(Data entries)
================
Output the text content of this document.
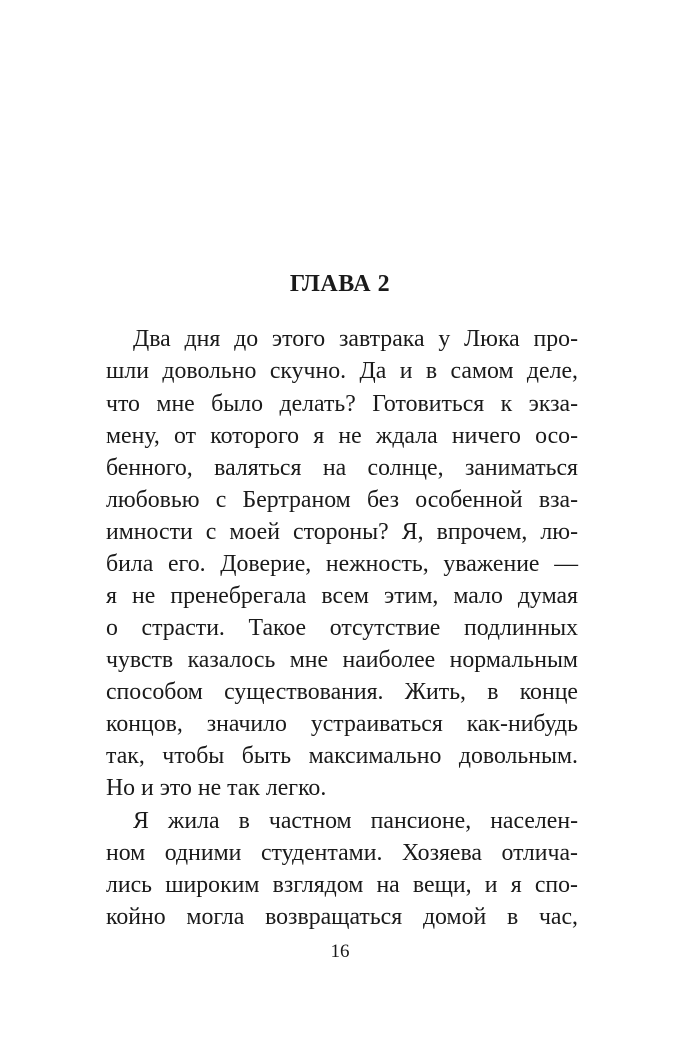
ГЛАВА 2
Два дня до этого завтрака у Люка про-
шли довольно скучно. Да и в самом деле,
что мне было делать? Готовиться к экза-
мену, от которого я не ждала ничего осо-
бенного, валяться на солнце, заниматься
любовью с Бертраном без особенной вза-
имности с моей стороны? Я, впрочем, лю-
била его. Доверие, нежность, уважение —
я не пренебрегала всем этим, мало думая
о страсти. Такое отсутствие подлинных
чувств казалось мне наиболее нормальным
способом существования. Жить, в конце
концов, значило устраиваться как-нибудь
так, чтобы быть максимально довольным.
Но и это не так легко.
Я жила в частном пансионе, населен-
ном одними студентами. Хозяева отлича-
лись широким взглядом на вещи, и я спо-
койно могла возвращаться домой в час,
16
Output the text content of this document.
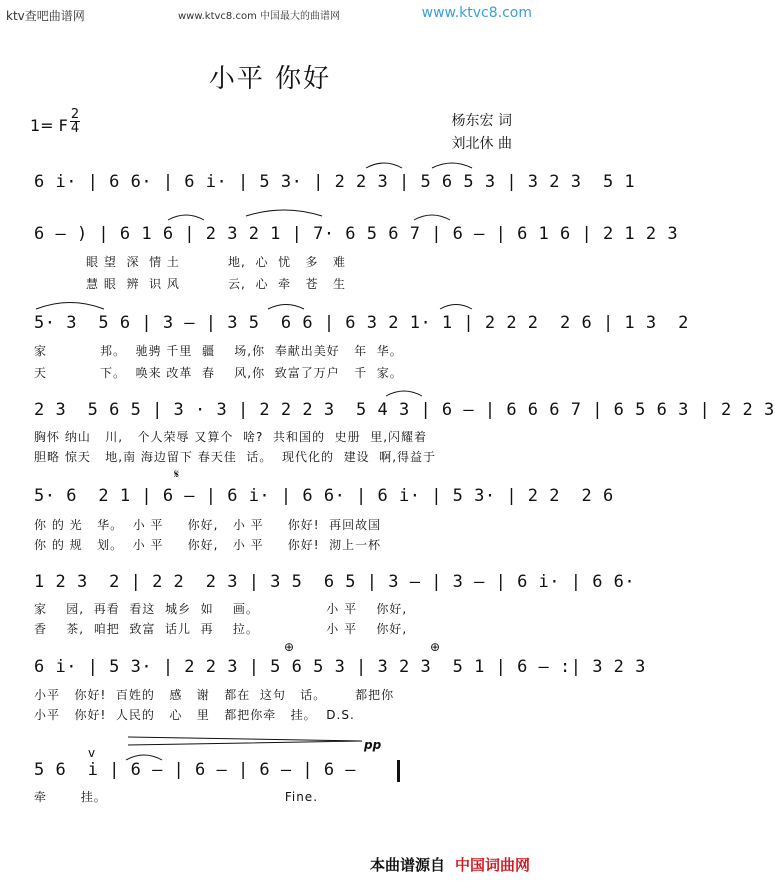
ktv查吧曲谱网	www.ktvc8.com 中国最大的曲谱网	www.ktvc8.com
小平 你好
1= F
2
4	杨东宏 词
刘北休 曲
6 i· | 6 6· | 6 i· | 5 3· | 2 2 3 | 5 6 5 3 | 3 2 3  5 1
6 – ) | 6 1 6 | 2 3 2 1 | 7· 6 5 6 7 | 6 – | 6 1 6 | 2 1 2 3
眼 望  深  情 土          地,  心  忧   多   难
慧 眼  辨  识 风          云,  心  牵   苍   生
5· 3  5 6 | 3 – | 3 5  6 6 | 6 3 2 1· 1 | 2 2 2  2 6 | 1 3  2
家           邦。  驰骋 千里  疆    场,你  奉献出美好   年  华。
天           下。  唤来 改革  春    风,你  致富了万户   千  家。
2 3  5 6 5 | 3 · 3 | 2 2 2 3  5 4 3 | 6 – | 6 6 6 7 | 6 5 6 3 | 2 2 3
胸怀 纳山   川,   个人荣辱 又算个  啥?  共和国的  史册  里,闪耀着
胆略 惊天   地,南 海边留下 春天佳  话。  现代化的  建设  啊,得益于
𝄋
5· 6  2 1 | 6 – | 6 i· | 6 6· | 6 i· | 5 3· | 2 2  2 6
你 的 光   华。  小 平     你好,   小 平     你好!  再回故国
你 的 规   划。  小 平     你好,   小 平     你好!  沏上一杯
1 2 3  2 | 2 2  2 3 | 3 5  6 5 | 3 – | 3 – | 6 i· | 6 6·
家    园,  再看  看这  城乡  如    画。              小 平    你好,
香    茶,  咱把  致富  话儿  再    拉。              小 平    你好,
⊕	⊕
6 i· | 5 3· | 2 2 3 | 5 6 5 3 | 3 2 3  5 1 | 6 – :| 3 2 3
小平   你好!  百姓的   感   谢   都在  这句   话。      都把你
小平   你好!  人民的   心   里   都把你牵   挂。  D.S.
pp
v
5 6  i | 6 – | 6 – | 6 – | 6 –
牵       挂。                                     Fine.
本曲谱源自 中国词曲网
================
> [EXERCISE DETAILS]: Every entry above should be duplicated exactly. Do not include the images.

> [SOLUTION TO THIS PROBLEM]:
Output the text content of this document.
ГЛАВА 2
Два дня до этого завтрака у Люка про-
шли довольно скучно. Да и в самом деле,
что мне было делать? Готовиться к экза-
мену, от которого я не ждала ничего осо-
бенного, валяться на солнце, заниматься
любовью с Бертраном без особенной вза-
имности с моей стороны? Я, впрочем, лю-
била его. Доверие, нежность, уважение —
я не пренебрегала всем этим, мало думая
о страсти. Такое отсутствие подлинных
чувств казалось мне наиболее нормальным
способом существования. Жить, в конце
концов, значило устраиваться как-нибудь
так, чтобы быть максимально довольным.
Но и это не так легко.
Я жила в частном пансионе, населен-
ном одними студентами. Хозяева отлича-
лись широким взглядом на вещи, и я спо-
койно могла возвращаться домой в час,
16
Output the text content of this document.
ktv查吧曲谱网	www.ktvc8.com 中国最大的曲谱网	www.ktvc8.com
小平 你好
1= F
2
4	杨东宏 词
刘北休 曲
6 i· | 6 6· | 6 i· | 5 3· | 2 2 3 | 5 6 5 3 | 3 2 3  5 1
6 – ) | 6 1 6 | 2 3 2 1 | 7· 6 5 6 7 | 6 – | 6 1 6 | 2 1 2 3
眼 望  深  情 土          地,  心  忧   多   难
慧 眼  辨  识 风          云,  心  牵   苍   生
5· 3  5 6 | 3 – | 3 5  6 6 | 6 3 2 1· 1 | 2 2 2  2 6 | 1 3  2
家           邦。  驰骋 千里  疆    场,你  奉献出美好   年  华。
天           下。  唤来 改革  春    风,你  致富了万户   千  家。
2 3  5 6 5 | 3 · 3 | 2 2 2 3  5 4 3 | 6 – | 6 6 6 7 | 6 5 6 3 | 2 2 3
胸怀 纳山   川,   个人荣辱 又算个  啥?  共和国的  史册  里,闪耀着
胆略 惊天   地,南 海边留下 春天佳  话。  现代化的  建设  啊,得益于
𝄋
5· 6  2 1 | 6 – | 6 i· | 6 6· | 6 i· | 5 3· | 2 2  2 6
你 的 光   华。  小 平     你好,   小 平     你好!  再回故国
你 的 规   划。  小 平     你好,   小 平     你好!  沏上一杯
1 2 3  2 | 2 2  2 3 | 3 5  6 5 | 3 – | 3 – | 6 i· | 6 6·
家    园,  再看  看这  城乡  如    画。              小 平    你好,
香    茶,  咱把  致富  话儿  再    拉。              小 平    你好,
⊕	⊕
6 i· | 5 3· | 2 2 3 | 5 6 5 3 | 3 2 3  5 1 | 6 – :| 3 2 3
小平   你好!  百姓的   感   谢   都在  这句   话。      都把你
小平   你好!  人民的   心   里   都把你牵   挂。  D.S.
pp
v
5 6  i | 6 – | 6 – | 6 – | 6 –
牵       挂。                                     Fine.
本曲谱源自 中国词曲网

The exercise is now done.